▸ THE REQUEST: Wherever the string "color" appears in a line, extract that line.
** Start **
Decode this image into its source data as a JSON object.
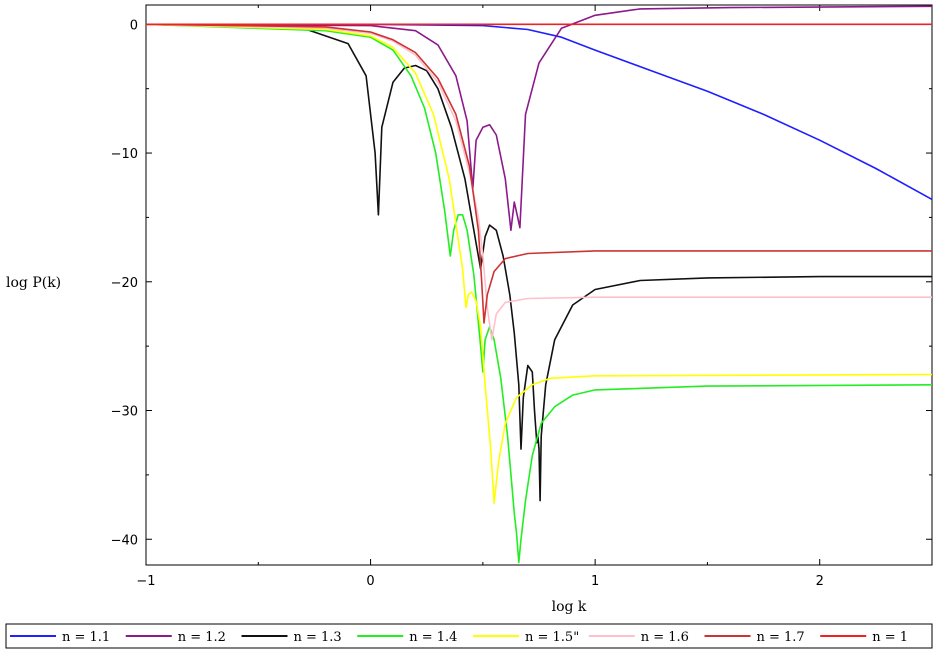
{
  "chart_data": {
    "type": "line",
    "title": "",
    "xlabel": "log k",
    "ylabel": "log P(k)",
    "xlim": [
      -1,
      2.5
    ],
    "ylim": [
      -42,
      1.5
    ],
    "grid": false,
    "legend_placement": "bottom",
    "x_ticks": [
      "-1",
      "0",
      "1",
      "2"
    ],
    "x_tick_values": [
      -1,
      0,
      1,
      2
    ],
    "y_ticks": [
      "0",
      "-10",
      "-20",
      "-30",
      "-40"
    ],
    "y_tick_values": [
      0,
      -10,
      -20,
      -30,
      -40
    ],
    "series": [
      {
        "name": "n = 1.1",
        "color": "#1f1fff",
        "points": [
          [
            -1,
            0
          ],
          [
            0,
            0
          ],
          [
            0.5,
            -0.1
          ],
          [
            0.7,
            -0.4
          ],
          [
            0.85,
            -1.0
          ],
          [
            1.0,
            -2.0
          ],
          [
            1.25,
            -3.6
          ],
          [
            1.5,
            -5.2
          ],
          [
            1.75,
            -7.0
          ],
          [
            2.0,
            -9.0
          ],
          [
            2.25,
            -11.2
          ],
          [
            2.5,
            -13.6
          ]
        ]
      },
      {
        "name": "n = 1.2",
        "color": "#8b1a8b",
        "points": [
          [
            -1,
            0
          ],
          [
            0,
            -0.1
          ],
          [
            0.2,
            -0.5
          ],
          [
            0.3,
            -1.6
          ],
          [
            0.38,
            -4.0
          ],
          [
            0.43,
            -7.5
          ],
          [
            0.455,
            -12.8
          ],
          [
            0.47,
            -9.0
          ],
          [
            0.5,
            -8.0
          ],
          [
            0.53,
            -7.8
          ],
          [
            0.56,
            -8.6
          ],
          [
            0.6,
            -12.0
          ],
          [
            0.625,
            -16.0
          ],
          [
            0.64,
            -13.8
          ],
          [
            0.655,
            -15.0
          ],
          [
            0.665,
            -15.8
          ],
          [
            0.69,
            -7.0
          ],
          [
            0.75,
            -3.0
          ],
          [
            0.85,
            -0.3
          ],
          [
            1.0,
            0.7
          ],
          [
            1.2,
            1.2
          ],
          [
            1.6,
            1.3
          ],
          [
            2.5,
            1.4
          ]
        ]
      },
      {
        "name": "n = 1.3",
        "color": "#111111",
        "points": [
          [
            -1,
            0
          ],
          [
            -0.3,
            -0.3
          ],
          [
            -0.1,
            -1.5
          ],
          [
            -0.02,
            -4.0
          ],
          [
            0.02,
            -10.0
          ],
          [
            0.035,
            -14.8
          ],
          [
            0.05,
            -8.0
          ],
          [
            0.1,
            -4.5
          ],
          [
            0.15,
            -3.4
          ],
          [
            0.2,
            -3.2
          ],
          [
            0.25,
            -3.6
          ],
          [
            0.3,
            -5.0
          ],
          [
            0.36,
            -8.0
          ],
          [
            0.42,
            -12.0
          ],
          [
            0.47,
            -17.0
          ],
          [
            0.49,
            -19.0
          ],
          [
            0.51,
            -16.5
          ],
          [
            0.53,
            -15.6
          ],
          [
            0.56,
            -16.0
          ],
          [
            0.59,
            -18.0
          ],
          [
            0.62,
            -21.0
          ],
          [
            0.64,
            -24.0
          ],
          [
            0.66,
            -28.0
          ],
          [
            0.67,
            -33.0
          ],
          [
            0.68,
            -29.0
          ],
          [
            0.7,
            -26.5
          ],
          [
            0.72,
            -27.0
          ],
          [
            0.73,
            -30.0
          ],
          [
            0.74,
            -32.5
          ],
          [
            0.745,
            -32.0
          ],
          [
            0.75,
            -33.0
          ],
          [
            0.755,
            -37.0
          ],
          [
            0.76,
            -32.0
          ],
          [
            0.78,
            -28.0
          ],
          [
            0.82,
            -24.5
          ],
          [
            0.9,
            -21.8
          ],
          [
            1.0,
            -20.6
          ],
          [
            1.2,
            -19.9
          ],
          [
            1.5,
            -19.7
          ],
          [
            2.0,
            -19.6
          ],
          [
            2.5,
            -19.6
          ]
        ]
      },
      {
        "name": "n = 1.4",
        "color": "#22ee22",
        "points": [
          [
            -1,
            0
          ],
          [
            -0.2,
            -0.5
          ],
          [
            0,
            -1.0
          ],
          [
            0.1,
            -2.0
          ],
          [
            0.18,
            -4.0
          ],
          [
            0.24,
            -6.5
          ],
          [
            0.29,
            -10.0
          ],
          [
            0.33,
            -14.5
          ],
          [
            0.355,
            -18.0
          ],
          [
            0.37,
            -16.0
          ],
          [
            0.39,
            -14.8
          ],
          [
            0.41,
            -14.8
          ],
          [
            0.43,
            -16.0
          ],
          [
            0.46,
            -19.5
          ],
          [
            0.49,
            -25.0
          ],
          [
            0.5,
            -27.0
          ],
          [
            0.51,
            -24.5
          ],
          [
            0.53,
            -23.5
          ],
          [
            0.55,
            -24.5
          ],
          [
            0.58,
            -27.5
          ],
          [
            0.61,
            -32.0
          ],
          [
            0.63,
            -36.0
          ],
          [
            0.64,
            -38.0
          ],
          [
            0.65,
            -39.5
          ],
          [
            0.66,
            -41.8
          ],
          [
            0.67,
            -40.0
          ],
          [
            0.69,
            -37.0
          ],
          [
            0.72,
            -33.5
          ],
          [
            0.76,
            -31.0
          ],
          [
            0.82,
            -29.7
          ],
          [
            0.9,
            -28.8
          ],
          [
            1.0,
            -28.4
          ],
          [
            1.5,
            -28.1
          ],
          [
            2.5,
            -28.0
          ]
        ]
      },
      {
        "name": "n = 1.5\"",
        "color": "#ffff00",
        "points": [
          [
            -1,
            0
          ],
          [
            -0.2,
            -0.4
          ],
          [
            0,
            -0.9
          ],
          [
            0.1,
            -1.8
          ],
          [
            0.2,
            -3.8
          ],
          [
            0.28,
            -7.0
          ],
          [
            0.35,
            -12.0
          ],
          [
            0.38,
            -15.5
          ],
          [
            0.41,
            -19.0
          ],
          [
            0.425,
            -22.0
          ],
          [
            0.435,
            -21.0
          ],
          [
            0.45,
            -20.8
          ],
          [
            0.47,
            -21.5
          ],
          [
            0.49,
            -23.5
          ],
          [
            0.51,
            -28.0
          ],
          [
            0.535,
            -33.0
          ],
          [
            0.55,
            -37.2
          ],
          [
            0.57,
            -34.0
          ],
          [
            0.6,
            -31.0
          ],
          [
            0.65,
            -29.0
          ],
          [
            0.72,
            -28.0
          ],
          [
            0.8,
            -27.5
          ],
          [
            1.0,
            -27.3
          ],
          [
            2.5,
            -27.2
          ]
        ]
      },
      {
        "name": "n = 1.6",
        "color": "#ffc0cb",
        "points": [
          [
            -1,
            0
          ],
          [
            -0.2,
            -0.3
          ],
          [
            0,
            -0.7
          ],
          [
            0.1,
            -1.3
          ],
          [
            0.2,
            -2.4
          ],
          [
            0.3,
            -4.5
          ],
          [
            0.38,
            -7.5
          ],
          [
            0.44,
            -11.5
          ],
          [
            0.48,
            -15.0
          ],
          [
            0.5,
            -18.0
          ],
          [
            0.52,
            -22.0
          ],
          [
            0.54,
            -24.5
          ],
          [
            0.56,
            -22.5
          ],
          [
            0.6,
            -21.6
          ],
          [
            0.7,
            -21.3
          ],
          [
            1.0,
            -21.2
          ],
          [
            2.5,
            -21.2
          ]
        ]
      },
      {
        "name": "n = 1.7",
        "color": "#cc3333",
        "points": [
          [
            -1,
            0
          ],
          [
            -0.2,
            -0.2
          ],
          [
            0,
            -0.6
          ],
          [
            0.1,
            -1.2
          ],
          [
            0.2,
            -2.2
          ],
          [
            0.3,
            -4.2
          ],
          [
            0.38,
            -7.0
          ],
          [
            0.44,
            -11.0
          ],
          [
            0.48,
            -16.0
          ],
          [
            0.495,
            -20.0
          ],
          [
            0.505,
            -23.2
          ],
          [
            0.52,
            -21.0
          ],
          [
            0.55,
            -19.2
          ],
          [
            0.6,
            -18.2
          ],
          [
            0.7,
            -17.8
          ],
          [
            1.0,
            -17.6
          ],
          [
            2.5,
            -17.6
          ]
        ]
      },
      {
        "name": "n = 1",
        "color": "#ee2222",
        "points": [
          [
            -1,
            0
          ],
          [
            2.5,
            0
          ]
        ]
      }
    ]
  }
}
** End **
▸ EXERCISE RESPONSE:
        "color": "#1f1fff",
        "color": "#8b1a8b",
        "color": "#111111",
        "color": "#22ee22",
        "color": "#ffff00",
        "color": "#ffc0cb",
        "color": "#cc3333",
        "color": "#ee2222",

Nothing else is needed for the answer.